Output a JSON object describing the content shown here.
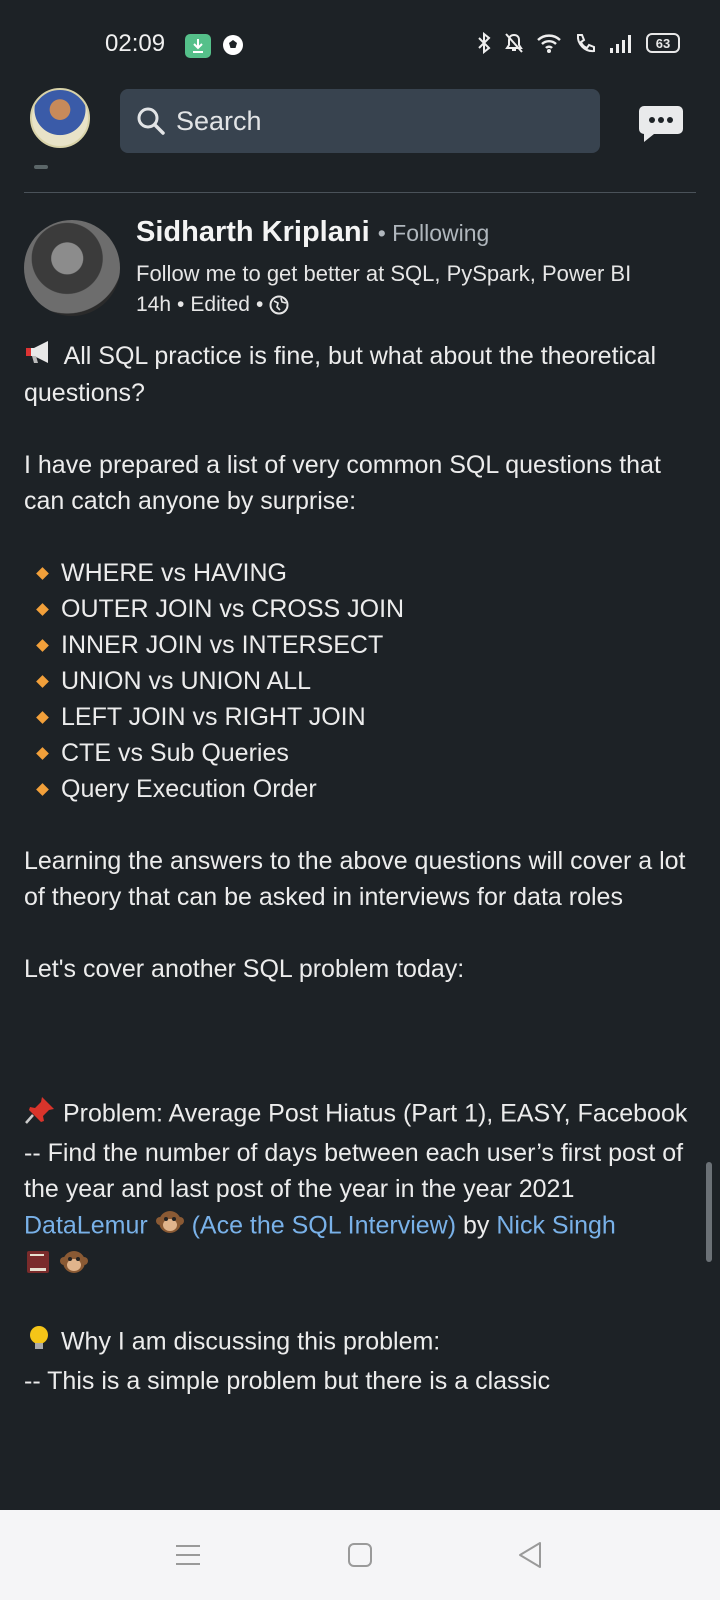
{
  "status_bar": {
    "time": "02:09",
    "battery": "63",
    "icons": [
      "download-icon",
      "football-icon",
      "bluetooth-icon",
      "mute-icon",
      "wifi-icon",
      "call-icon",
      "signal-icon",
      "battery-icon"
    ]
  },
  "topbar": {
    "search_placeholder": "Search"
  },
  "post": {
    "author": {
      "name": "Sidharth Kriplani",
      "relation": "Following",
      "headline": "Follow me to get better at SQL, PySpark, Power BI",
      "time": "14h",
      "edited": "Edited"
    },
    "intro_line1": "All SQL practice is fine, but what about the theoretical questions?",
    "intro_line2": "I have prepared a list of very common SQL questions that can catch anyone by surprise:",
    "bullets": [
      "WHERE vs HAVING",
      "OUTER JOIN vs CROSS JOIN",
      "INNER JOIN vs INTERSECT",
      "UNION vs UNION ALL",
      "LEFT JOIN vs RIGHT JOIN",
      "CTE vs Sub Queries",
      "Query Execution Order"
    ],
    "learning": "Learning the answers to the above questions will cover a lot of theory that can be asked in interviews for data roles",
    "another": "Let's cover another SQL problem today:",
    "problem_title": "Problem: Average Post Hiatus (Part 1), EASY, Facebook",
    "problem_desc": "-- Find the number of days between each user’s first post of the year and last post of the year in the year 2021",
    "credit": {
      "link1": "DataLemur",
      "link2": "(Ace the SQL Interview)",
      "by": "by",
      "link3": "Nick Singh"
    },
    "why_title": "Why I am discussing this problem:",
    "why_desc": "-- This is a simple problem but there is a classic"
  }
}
------------------------------------------------
* [TASK DESCRIPTION]
Output the records above exactly as they are, leaving out the pictures.

* [REPLY TO THE TASK]
Output a JSON object describing the content shown here.
{
  "status_bar": {
    "time": "02:09",
    "battery": "63",
    "icons": [
      "download-icon",
      "football-icon",
      "bluetooth-icon",
      "mute-icon",
      "wifi-icon",
      "call-icon",
      "signal-icon",
      "battery-icon"
    ]
  },
  "topbar": {
    "search_placeholder": "Search"
  },
  "post": {
    "author": {
      "name": "Sidharth Kriplani",
      "relation": "Following",
      "headline": "Follow me to get better at SQL, PySpark, Power BI",
      "time": "14h",
      "edited": "Edited"
    },
    "intro_line1": "All SQL practice is fine, but what about the theoretical questions?",
    "intro_line2": "I have prepared a list of very common SQL questions that can catch anyone by surprise:",
    "bullets": [
      "WHERE vs HAVING",
      "OUTER JOIN vs CROSS JOIN",
      "INNER JOIN vs INTERSECT",
      "UNION vs UNION ALL",
      "LEFT JOIN vs RIGHT JOIN",
      "CTE vs Sub Queries",
      "Query Execution Order"
    ],
    "learning": "Learning the answers to the above questions will cover a lot of theory that can be asked in interviews for data roles",
    "another": "Let's cover another SQL problem today:",
    "problem_title": "Problem: Average Post Hiatus (Part 1), EASY, Facebook",
    "problem_desc": "-- Find the number of days between each user’s first post of the year and last post of the year in the year 2021",
    "credit": {
      "link1": "DataLemur",
      "link2": "(Ace the SQL Interview)",
      "by": "by",
      "link3": "Nick Singh"
    },
    "why_title": "Why I am discussing this problem:",
    "why_desc": "-- This is a simple problem but there is a classic"
  }
}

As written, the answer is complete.